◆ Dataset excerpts
[Start]

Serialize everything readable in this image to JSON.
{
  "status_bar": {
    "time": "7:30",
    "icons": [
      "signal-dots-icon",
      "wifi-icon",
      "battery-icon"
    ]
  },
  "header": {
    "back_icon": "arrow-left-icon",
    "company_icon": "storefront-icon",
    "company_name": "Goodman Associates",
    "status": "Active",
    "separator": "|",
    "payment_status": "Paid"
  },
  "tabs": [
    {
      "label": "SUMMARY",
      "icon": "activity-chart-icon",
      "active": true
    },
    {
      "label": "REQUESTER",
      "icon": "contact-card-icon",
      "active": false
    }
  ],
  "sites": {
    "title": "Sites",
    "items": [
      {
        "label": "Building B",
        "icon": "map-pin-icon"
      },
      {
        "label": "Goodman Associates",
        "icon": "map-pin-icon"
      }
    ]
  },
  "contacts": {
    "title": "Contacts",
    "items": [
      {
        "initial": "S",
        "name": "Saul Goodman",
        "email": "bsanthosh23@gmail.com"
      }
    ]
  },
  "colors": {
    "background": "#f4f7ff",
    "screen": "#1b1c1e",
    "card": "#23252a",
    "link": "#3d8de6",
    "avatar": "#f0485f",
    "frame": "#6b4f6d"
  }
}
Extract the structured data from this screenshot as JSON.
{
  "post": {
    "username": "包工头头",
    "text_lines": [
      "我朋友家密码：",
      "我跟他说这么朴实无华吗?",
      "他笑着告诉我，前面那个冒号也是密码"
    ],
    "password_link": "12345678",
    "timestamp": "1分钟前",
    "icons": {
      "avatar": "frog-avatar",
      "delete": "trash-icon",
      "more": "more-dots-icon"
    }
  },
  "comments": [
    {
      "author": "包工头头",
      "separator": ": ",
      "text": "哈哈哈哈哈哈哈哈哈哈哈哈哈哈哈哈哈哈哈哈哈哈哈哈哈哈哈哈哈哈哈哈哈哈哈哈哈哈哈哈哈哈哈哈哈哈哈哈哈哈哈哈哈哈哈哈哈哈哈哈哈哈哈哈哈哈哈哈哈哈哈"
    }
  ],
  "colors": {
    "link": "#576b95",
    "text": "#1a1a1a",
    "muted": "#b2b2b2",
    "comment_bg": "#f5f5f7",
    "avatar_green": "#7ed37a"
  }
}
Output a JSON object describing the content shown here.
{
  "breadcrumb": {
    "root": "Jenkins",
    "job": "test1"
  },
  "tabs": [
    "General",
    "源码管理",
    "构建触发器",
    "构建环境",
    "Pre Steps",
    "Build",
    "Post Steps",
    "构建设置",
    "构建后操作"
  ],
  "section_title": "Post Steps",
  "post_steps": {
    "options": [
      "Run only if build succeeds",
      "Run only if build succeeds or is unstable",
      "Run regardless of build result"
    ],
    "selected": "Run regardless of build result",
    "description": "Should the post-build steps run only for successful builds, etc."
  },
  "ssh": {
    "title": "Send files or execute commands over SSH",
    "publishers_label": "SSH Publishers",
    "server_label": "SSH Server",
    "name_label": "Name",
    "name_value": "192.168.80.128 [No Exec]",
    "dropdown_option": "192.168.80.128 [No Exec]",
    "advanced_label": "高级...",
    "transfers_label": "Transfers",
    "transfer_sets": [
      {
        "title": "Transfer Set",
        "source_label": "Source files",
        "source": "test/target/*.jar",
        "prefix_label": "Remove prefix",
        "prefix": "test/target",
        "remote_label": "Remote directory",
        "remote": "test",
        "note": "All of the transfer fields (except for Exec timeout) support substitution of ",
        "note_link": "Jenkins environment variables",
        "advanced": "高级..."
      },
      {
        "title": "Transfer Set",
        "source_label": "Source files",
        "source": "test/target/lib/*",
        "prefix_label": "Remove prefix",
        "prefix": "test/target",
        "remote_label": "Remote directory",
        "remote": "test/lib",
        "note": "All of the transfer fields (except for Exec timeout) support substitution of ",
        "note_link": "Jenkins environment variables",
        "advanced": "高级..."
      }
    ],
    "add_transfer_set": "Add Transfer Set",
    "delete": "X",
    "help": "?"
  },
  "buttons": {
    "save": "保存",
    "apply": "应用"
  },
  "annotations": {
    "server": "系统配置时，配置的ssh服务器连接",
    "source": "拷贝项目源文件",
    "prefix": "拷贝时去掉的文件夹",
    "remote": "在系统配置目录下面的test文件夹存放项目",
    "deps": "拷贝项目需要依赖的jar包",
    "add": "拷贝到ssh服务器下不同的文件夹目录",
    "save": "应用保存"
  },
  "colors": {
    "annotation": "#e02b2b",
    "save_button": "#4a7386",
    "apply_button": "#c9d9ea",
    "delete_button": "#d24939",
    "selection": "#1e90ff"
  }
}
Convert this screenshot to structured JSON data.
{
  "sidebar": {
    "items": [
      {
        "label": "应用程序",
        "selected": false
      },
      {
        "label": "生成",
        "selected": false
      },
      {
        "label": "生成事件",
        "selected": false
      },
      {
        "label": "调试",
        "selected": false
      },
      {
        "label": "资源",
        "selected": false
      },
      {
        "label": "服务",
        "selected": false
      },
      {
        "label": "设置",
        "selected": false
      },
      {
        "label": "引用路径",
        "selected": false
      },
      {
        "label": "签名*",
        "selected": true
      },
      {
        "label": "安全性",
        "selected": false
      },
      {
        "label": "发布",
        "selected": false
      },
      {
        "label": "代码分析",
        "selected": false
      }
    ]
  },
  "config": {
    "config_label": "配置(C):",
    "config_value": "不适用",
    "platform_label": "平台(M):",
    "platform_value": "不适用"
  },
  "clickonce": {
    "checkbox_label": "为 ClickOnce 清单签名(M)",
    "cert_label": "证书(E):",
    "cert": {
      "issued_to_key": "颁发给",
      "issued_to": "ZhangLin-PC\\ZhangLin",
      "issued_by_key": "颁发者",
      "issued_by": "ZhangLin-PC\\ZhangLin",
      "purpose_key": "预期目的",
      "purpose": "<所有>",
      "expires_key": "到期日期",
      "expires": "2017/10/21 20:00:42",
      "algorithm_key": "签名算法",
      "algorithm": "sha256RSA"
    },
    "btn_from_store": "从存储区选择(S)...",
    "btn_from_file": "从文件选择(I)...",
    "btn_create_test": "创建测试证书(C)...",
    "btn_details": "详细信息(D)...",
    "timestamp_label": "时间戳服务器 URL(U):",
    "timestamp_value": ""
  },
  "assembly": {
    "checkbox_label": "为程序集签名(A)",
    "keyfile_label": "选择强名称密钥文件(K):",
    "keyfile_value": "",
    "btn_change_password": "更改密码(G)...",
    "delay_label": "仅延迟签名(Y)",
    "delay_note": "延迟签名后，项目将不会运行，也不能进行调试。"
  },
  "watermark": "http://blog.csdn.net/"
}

[End]

◆ The request
Within the listing, how many lines hold the word "JSON"? Only the number is to be given.

◆ Solved problem
4